• [REQUIRED WORK]: Write out the listing beneath this instruction in its entirety, exactly as it reads.

• [RECORDS SHOWN]:
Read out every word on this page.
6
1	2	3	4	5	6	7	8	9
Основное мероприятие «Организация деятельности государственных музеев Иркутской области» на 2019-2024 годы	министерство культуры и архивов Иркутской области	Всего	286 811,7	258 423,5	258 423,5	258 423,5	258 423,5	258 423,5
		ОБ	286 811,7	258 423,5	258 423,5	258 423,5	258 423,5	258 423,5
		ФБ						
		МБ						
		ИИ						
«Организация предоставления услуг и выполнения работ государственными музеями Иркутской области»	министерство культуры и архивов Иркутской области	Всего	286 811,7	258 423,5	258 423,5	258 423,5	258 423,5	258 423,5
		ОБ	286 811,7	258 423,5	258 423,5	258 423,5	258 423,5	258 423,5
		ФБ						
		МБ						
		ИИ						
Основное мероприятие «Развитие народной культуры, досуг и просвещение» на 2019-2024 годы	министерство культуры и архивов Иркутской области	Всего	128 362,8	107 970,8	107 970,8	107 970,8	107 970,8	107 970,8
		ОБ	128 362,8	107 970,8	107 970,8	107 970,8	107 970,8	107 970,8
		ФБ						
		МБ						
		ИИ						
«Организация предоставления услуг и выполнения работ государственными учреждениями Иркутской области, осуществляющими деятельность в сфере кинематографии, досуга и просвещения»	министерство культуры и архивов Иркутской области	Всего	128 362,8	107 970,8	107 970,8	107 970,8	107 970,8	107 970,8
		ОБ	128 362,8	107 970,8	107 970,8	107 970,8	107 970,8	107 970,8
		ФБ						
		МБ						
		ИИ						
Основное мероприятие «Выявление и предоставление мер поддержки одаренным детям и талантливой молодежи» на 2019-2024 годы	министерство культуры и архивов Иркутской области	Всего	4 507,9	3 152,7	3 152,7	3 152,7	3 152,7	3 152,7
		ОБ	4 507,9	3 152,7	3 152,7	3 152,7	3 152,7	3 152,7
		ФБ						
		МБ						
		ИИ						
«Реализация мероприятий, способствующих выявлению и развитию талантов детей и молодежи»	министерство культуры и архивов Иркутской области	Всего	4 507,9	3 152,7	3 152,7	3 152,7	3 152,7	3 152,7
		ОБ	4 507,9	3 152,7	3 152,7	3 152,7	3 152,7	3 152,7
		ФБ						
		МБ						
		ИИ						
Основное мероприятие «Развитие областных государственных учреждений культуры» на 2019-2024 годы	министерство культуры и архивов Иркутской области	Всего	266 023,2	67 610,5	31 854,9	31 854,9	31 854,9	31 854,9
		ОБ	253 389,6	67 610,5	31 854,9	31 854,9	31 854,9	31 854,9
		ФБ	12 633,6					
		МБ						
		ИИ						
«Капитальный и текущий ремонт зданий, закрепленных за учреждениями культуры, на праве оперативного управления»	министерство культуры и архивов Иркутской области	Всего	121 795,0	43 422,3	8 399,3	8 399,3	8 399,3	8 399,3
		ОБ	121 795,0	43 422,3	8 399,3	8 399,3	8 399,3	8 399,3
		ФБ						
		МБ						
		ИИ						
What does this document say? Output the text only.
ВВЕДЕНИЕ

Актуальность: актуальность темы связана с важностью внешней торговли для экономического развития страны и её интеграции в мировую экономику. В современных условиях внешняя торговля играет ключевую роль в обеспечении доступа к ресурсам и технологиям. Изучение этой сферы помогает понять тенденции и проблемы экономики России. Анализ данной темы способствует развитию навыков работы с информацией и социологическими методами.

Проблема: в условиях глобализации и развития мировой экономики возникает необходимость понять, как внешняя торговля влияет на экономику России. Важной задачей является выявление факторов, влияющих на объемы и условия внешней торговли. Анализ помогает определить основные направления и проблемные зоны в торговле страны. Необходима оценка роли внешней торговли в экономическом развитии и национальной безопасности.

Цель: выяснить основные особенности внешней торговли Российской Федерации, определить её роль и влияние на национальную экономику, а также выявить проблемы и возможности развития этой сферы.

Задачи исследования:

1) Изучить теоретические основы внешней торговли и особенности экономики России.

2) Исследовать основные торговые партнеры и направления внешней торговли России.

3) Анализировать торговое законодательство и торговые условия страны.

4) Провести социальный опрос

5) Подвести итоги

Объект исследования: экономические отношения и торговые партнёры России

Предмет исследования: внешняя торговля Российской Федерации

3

• [EXERCISE ANSWER]:
Read out every word on this page.
6
1	2	3	4	5	6	7	8	9
Основное мероприятие «Организация деятельности государственных музеев Иркутской области» на 2019-2024 годы	министерство культуры и архивов Иркутской области	Всего	286 811,7	258 423,5	258 423,5	258 423,5	258 423,5	258 423,5
		ОБ	286 811,7	258 423,5	258 423,5	258 423,5	258 423,5	258 423,5
		ФБ						
		МБ						
		ИИ						
«Организация предоставления услуг и выполнения работ государственными музеями Иркутской области»	министерство культуры и архивов Иркутской области	Всего	286 811,7	258 423,5	258 423,5	258 423,5	258 423,5	258 423,5
		ОБ	286 811,7	258 423,5	258 423,5	258 423,5	258 423,5	258 423,5
		ФБ						
		МБ						
		ИИ						
Основное мероприятие «Развитие народной культуры, досуг и просвещение» на 2019-2024 годы	министерство культуры и архивов Иркутской области	Всего	128 362,8	107 970,8	107 970,8	107 970,8	107 970,8	107 970,8
		ОБ	128 362,8	107 970,8	107 970,8	107 970,8	107 970,8	107 970,8
		ФБ						
		МБ						
		ИИ						
«Организация предоставления услуг и выполнения работ государственными учреждениями Иркутской области, осуществляющими деятельность в сфере кинематографии, досуга и просвещения»	министерство культуры и архивов Иркутской области	Всего	128 362,8	107 970,8	107 970,8	107 970,8	107 970,8	107 970,8
		ОБ	128 362,8	107 970,8	107 970,8	107 970,8	107 970,8	107 970,8
		ФБ						
		МБ						
		ИИ						
Основное мероприятие «Выявление и предоставление мер поддержки одаренным детям и талантливой молодежи» на 2019-2024 годы	министерство культуры и архивов Иркутской области	Всего	4 507,9	3 152,7	3 152,7	3 152,7	3 152,7	3 152,7
		ОБ	4 507,9	3 152,7	3 152,7	3 152,7	3 152,7	3 152,7
		ФБ						
		МБ						
		ИИ						
«Реализация мероприятий, способствующих выявлению и развитию талантов детей и молодежи»	министерство культуры и архивов Иркутской области	Всего	4 507,9	3 152,7	3 152,7	3 152,7	3 152,7	3 152,7
		ОБ	4 507,9	3 152,7	3 152,7	3 152,7	3 152,7	3 152,7
		ФБ						
		МБ						
		ИИ						
Основное мероприятие «Развитие областных государственных учреждений культуры» на 2019-2024 годы	министерство культуры и архивов Иркутской области	Всего	266 023,2	67 610,5	31 854,9	31 854,9	31 854,9	31 854,9
		ОБ	253 389,6	67 610,5	31 854,9	31 854,9	31 854,9	31 854,9
		ФБ	12 633,6					
		МБ						
		ИИ						
«Капитальный и текущий ремонт зданий, закрепленных за учреждениями культуры, на праве оперативного управления»	министерство культуры и архивов Иркутской области	Всего	121 795,0	43 422,3	8 399,3	8 399,3	8 399,3	8 399,3
		ОБ	121 795,0	43 422,3	8 399,3	8 399,3	8 399,3	8 399,3
		ФБ						
		МБ						
		ИИ						
What does this document say? Output the text only.
ВВЕДЕНИЕ

Актуальность: актуальность темы связана с важностью внешней торговли для экономического развития страны и её интеграции в мировую экономику. В современных условиях внешняя торговля играет ключевую роль в обеспечении доступа к ресурсам и технологиям. Изучение этой сферы помогает понять тенденции и проблемы экономики России. Анализ данной темы способствует развитию навыков работы с информацией и социологическими методами.

Проблема: в условиях глобализации и развития мировой экономики возникает необходимость понять, как внешняя торговля влияет на экономику России. Важной задачей является выявление факторов, влияющих на объемы и условия внешней торговли. Анализ помогает определить основные направления и проблемные зоны в торговле страны. Необходима оценка роли внешней торговли в экономическом развитии и национальной безопасности.

Цель: выяснить основные особенности внешней торговли Российской Федерации, определить её роль и влияние на национальную экономику, а также выявить проблемы и возможности развития этой сферы.

Задачи исследования:

1) Изучить теоретические основы внешней торговли и особенности экономики России.

2) Исследовать основные торговые партнеры и направления внешней торговли России.

3) Анализировать торговое законодательство и торговые условия страны.

4) Провести социальный опрос

5) Подвести итоги

Объект исследования: экономические отношения и торговые партнёры России

Предмет исследования: внешняя торговля Российской Федерации

3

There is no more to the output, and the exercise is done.